───── DATA FOR THIS TASK

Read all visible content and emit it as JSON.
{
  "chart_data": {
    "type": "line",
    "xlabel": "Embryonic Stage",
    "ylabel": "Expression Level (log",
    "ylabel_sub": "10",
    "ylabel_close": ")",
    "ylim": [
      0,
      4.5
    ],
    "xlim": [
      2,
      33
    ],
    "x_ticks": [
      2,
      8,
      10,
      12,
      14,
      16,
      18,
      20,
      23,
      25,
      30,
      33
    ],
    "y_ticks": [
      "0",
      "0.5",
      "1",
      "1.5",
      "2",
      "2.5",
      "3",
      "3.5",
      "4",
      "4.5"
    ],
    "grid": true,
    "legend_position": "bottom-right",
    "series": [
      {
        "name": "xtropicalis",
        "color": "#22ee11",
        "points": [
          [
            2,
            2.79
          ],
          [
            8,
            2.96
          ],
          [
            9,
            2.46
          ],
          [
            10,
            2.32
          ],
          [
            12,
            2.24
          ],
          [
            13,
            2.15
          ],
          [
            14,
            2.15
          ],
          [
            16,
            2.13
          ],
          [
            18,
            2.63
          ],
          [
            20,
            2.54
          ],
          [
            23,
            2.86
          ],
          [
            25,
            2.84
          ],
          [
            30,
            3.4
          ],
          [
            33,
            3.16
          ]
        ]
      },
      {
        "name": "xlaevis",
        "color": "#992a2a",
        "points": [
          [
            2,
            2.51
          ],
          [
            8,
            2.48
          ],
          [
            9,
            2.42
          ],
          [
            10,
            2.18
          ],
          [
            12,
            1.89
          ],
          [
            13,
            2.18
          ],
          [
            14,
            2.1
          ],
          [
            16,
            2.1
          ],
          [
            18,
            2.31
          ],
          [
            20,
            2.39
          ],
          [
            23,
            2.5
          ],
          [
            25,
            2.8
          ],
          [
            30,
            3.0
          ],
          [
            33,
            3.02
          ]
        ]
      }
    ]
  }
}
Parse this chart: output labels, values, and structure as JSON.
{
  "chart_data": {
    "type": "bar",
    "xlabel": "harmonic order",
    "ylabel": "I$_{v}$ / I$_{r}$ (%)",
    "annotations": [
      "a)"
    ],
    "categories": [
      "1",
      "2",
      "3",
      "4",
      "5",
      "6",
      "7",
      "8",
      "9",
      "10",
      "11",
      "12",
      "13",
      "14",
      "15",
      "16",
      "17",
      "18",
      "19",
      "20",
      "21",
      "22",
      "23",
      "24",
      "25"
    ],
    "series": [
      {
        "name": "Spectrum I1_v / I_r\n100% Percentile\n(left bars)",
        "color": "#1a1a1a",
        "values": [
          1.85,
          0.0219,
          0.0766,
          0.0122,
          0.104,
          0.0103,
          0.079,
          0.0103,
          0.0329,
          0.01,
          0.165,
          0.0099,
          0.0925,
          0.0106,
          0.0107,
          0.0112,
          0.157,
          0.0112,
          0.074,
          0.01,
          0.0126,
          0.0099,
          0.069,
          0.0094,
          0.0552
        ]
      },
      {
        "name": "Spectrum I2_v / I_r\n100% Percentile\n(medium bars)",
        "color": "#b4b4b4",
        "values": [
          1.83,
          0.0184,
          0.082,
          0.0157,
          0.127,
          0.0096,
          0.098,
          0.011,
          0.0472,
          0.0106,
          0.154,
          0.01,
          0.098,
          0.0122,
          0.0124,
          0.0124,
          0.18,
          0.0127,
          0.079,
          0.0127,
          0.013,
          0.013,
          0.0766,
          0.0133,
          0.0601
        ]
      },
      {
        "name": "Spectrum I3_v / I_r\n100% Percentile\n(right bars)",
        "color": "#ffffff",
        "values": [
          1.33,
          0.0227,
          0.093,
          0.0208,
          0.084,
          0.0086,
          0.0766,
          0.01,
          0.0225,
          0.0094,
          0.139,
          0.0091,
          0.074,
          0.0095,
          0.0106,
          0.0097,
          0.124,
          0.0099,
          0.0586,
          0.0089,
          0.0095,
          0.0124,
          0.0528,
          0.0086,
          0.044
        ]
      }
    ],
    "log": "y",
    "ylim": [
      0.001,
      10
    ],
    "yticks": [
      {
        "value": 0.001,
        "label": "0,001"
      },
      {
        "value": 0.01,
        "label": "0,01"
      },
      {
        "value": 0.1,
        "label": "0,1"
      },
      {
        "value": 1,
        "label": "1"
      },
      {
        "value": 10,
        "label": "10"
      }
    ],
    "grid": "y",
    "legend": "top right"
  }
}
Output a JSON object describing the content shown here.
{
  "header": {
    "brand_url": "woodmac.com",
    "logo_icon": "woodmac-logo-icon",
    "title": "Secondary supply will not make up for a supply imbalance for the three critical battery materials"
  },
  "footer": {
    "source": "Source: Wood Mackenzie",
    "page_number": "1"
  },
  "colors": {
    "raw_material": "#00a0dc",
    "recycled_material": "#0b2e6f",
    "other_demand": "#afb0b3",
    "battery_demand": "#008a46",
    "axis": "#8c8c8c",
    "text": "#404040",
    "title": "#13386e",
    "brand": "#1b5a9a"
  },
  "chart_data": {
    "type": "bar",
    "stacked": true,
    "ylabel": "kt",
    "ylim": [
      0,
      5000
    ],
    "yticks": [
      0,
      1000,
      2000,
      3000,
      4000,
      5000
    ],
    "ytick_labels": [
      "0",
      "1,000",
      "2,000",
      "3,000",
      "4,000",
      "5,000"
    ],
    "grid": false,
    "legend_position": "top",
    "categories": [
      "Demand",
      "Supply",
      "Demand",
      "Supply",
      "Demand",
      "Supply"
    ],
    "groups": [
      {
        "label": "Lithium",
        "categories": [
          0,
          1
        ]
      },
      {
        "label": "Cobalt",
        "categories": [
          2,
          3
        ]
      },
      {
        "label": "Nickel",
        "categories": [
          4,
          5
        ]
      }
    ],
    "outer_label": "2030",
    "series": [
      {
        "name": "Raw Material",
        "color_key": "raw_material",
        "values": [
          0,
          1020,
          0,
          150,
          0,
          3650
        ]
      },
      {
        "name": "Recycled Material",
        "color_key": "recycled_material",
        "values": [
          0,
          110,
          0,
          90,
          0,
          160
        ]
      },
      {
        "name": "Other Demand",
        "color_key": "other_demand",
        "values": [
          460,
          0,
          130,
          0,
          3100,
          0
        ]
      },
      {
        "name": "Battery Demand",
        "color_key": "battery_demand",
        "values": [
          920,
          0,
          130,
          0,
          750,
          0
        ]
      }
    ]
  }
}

──────────

● **PROBLEM REQUIREMENTS**
Repeat each entry word for word.

● **COMPLETED EXERCISE**
Read all visible content and emit it as JSON.
{
  "chart_data": {
    "type": "line",
    "xlabel": "Embryonic Stage",
    "ylabel": "Expression Level (log",
    "ylabel_sub": "10",
    "ylabel_close": ")",
    "ylim": [
      0,
      4.5
    ],
    "xlim": [
      2,
      33
    ],
    "x_ticks": [
      2,
      8,
      10,
      12,
      14,
      16,
      18,
      20,
      23,
      25,
      30,
      33
    ],
    "y_ticks": [
      "0",
      "0.5",
      "1",
      "1.5",
      "2",
      "2.5",
      "3",
      "3.5",
      "4",
      "4.5"
    ],
    "grid": true,
    "legend_position": "bottom-right",
    "series": [
      {
        "name": "xtropicalis",
        "color": "#22ee11",
        "points": [
          [
            2,
            2.79
          ],
          [
            8,
            2.96
          ],
          [
            9,
            2.46
          ],
          [
            10,
            2.32
          ],
          [
            12,
            2.24
          ],
          [
            13,
            2.15
          ],
          [
            14,
            2.15
          ],
          [
            16,
            2.13
          ],
          [
            18,
            2.63
          ],
          [
            20,
            2.54
          ],
          [
            23,
            2.86
          ],
          [
            25,
            2.84
          ],
          [
            30,
            3.4
          ],
          [
            33,
            3.16
          ]
        ]
      },
      {
        "name": "xlaevis",
        "color": "#992a2a",
        "points": [
          [
            2,
            2.51
          ],
          [
            8,
            2.48
          ],
          [
            9,
            2.42
          ],
          [
            10,
            2.18
          ],
          [
            12,
            1.89
          ],
          [
            13,
            2.18
          ],
          [
            14,
            2.1
          ],
          [
            16,
            2.1
          ],
          [
            18,
            2.31
          ],
          [
            20,
            2.39
          ],
          [
            23,
            2.5
          ],
          [
            25,
            2.8
          ],
          [
            30,
            3.0
          ],
          [
            33,
            3.02
          ]
        ]
      }
    ]
  }
}
Parse this chart: output labels, values, and structure as JSON.
{
  "chart_data": {
    "type": "bar",
    "xlabel": "harmonic order",
    "ylabel": "I$_{v}$ / I$_{r}$ (%)",
    "annotations": [
      "a)"
    ],
    "categories": [
      "1",
      "2",
      "3",
      "4",
      "5",
      "6",
      "7",
      "8",
      "9",
      "10",
      "11",
      "12",
      "13",
      "14",
      "15",
      "16",
      "17",
      "18",
      "19",
      "20",
      "21",
      "22",
      "23",
      "24",
      "25"
    ],
    "series": [
      {
        "name": "Spectrum I1_v / I_r\n100% Percentile\n(left bars)",
        "color": "#1a1a1a",
        "values": [
          1.85,
          0.0219,
          0.0766,
          0.0122,
          0.104,
          0.0103,
          0.079,
          0.0103,
          0.0329,
          0.01,
          0.165,
          0.0099,
          0.0925,
          0.0106,
          0.0107,
          0.0112,
          0.157,
          0.0112,
          0.074,
          0.01,
          0.0126,
          0.0099,
          0.069,
          0.0094,
          0.0552
        ]
      },
      {
        "name": "Spectrum I2_v / I_r\n100% Percentile\n(medium bars)",
        "color": "#b4b4b4",
        "values": [
          1.83,
          0.0184,
          0.082,
          0.0157,
          0.127,
          0.0096,
          0.098,
          0.011,
          0.0472,
          0.0106,
          0.154,
          0.01,
          0.098,
          0.0122,
          0.0124,
          0.0124,
          0.18,
          0.0127,
          0.079,
          0.0127,
          0.013,
          0.013,
          0.0766,
          0.0133,
          0.0601
        ]
      },
      {
        "name": "Spectrum I3_v / I_r\n100% Percentile\n(right bars)",
        "color": "#ffffff",
        "values": [
          1.33,
          0.0227,
          0.093,
          0.0208,
          0.084,
          0.0086,
          0.0766,
          0.01,
          0.0225,
          0.0094,
          0.139,
          0.0091,
          0.074,
          0.0095,
          0.0106,
          0.0097,
          0.124,
          0.0099,
          0.0586,
          0.0089,
          0.0095,
          0.0124,
          0.0528,
          0.0086,
          0.044
        ]
      }
    ],
    "log": "y",
    "ylim": [
      0.001,
      10
    ],
    "yticks": [
      {
        "value": 0.001,
        "label": "0,001"
      },
      {
        "value": 0.01,
        "label": "0,01"
      },
      {
        "value": 0.1,
        "label": "0,1"
      },
      {
        "value": 1,
        "label": "1"
      },
      {
        "value": 10,
        "label": "10"
      }
    ],
    "grid": "y",
    "legend": "top right"
  }
}
Output a JSON object describing the content shown here.
{
  "header": {
    "brand_url": "woodmac.com",
    "logo_icon": "woodmac-logo-icon",
    "title": "Secondary supply will not make up for a supply imbalance for the three critical battery materials"
  },
  "footer": {
    "source": "Source: Wood Mackenzie",
    "page_number": "1"
  },
  "colors": {
    "raw_material": "#00a0dc",
    "recycled_material": "#0b2e6f",
    "other_demand": "#afb0b3",
    "battery_demand": "#008a46",
    "axis": "#8c8c8c",
    "text": "#404040",
    "title": "#13386e",
    "brand": "#1b5a9a"
  },
  "chart_data": {
    "type": "bar",
    "stacked": true,
    "ylabel": "kt",
    "ylim": [
      0,
      5000
    ],
    "yticks": [
      0,
      1000,
      2000,
      3000,
      4000,
      5000
    ],
    "ytick_labels": [
      "0",
      "1,000",
      "2,000",
      "3,000",
      "4,000",
      "5,000"
    ],
    "grid": false,
    "legend_position": "top",
    "categories": [
      "Demand",
      "Supply",
      "Demand",
      "Supply",
      "Demand",
      "Supply"
    ],
    "groups": [
      {
        "label": "Lithium",
        "categories": [
          0,
          1
        ]
      },
      {
        "label": "Cobalt",
        "categories": [
          2,
          3
        ]
      },
      {
        "label": "Nickel",
        "categories": [
          4,
          5
        ]
      }
    ],
    "outer_label": "2030",
    "series": [
      {
        "name": "Raw Material",
        "color_key": "raw_material",
        "values": [
          0,
          1020,
          0,
          150,
          0,
          3650
        ]
      },
      {
        "name": "Recycled Material",
        "color_key": "recycled_material",
        "values": [
          0,
          110,
          0,
          90,
          0,
          160
        ]
      },
      {
        "name": "Other Demand",
        "color_key": "other_demand",
        "values": [
          460,
          0,
          130,
          0,
          3100,
          0
        ]
      },
      {
        "name": "Battery Demand",
        "color_key": "battery_demand",
        "values": [
          920,
          0,
          130,
          0,
          750,
          0
        ]
      }
    ]
  }
}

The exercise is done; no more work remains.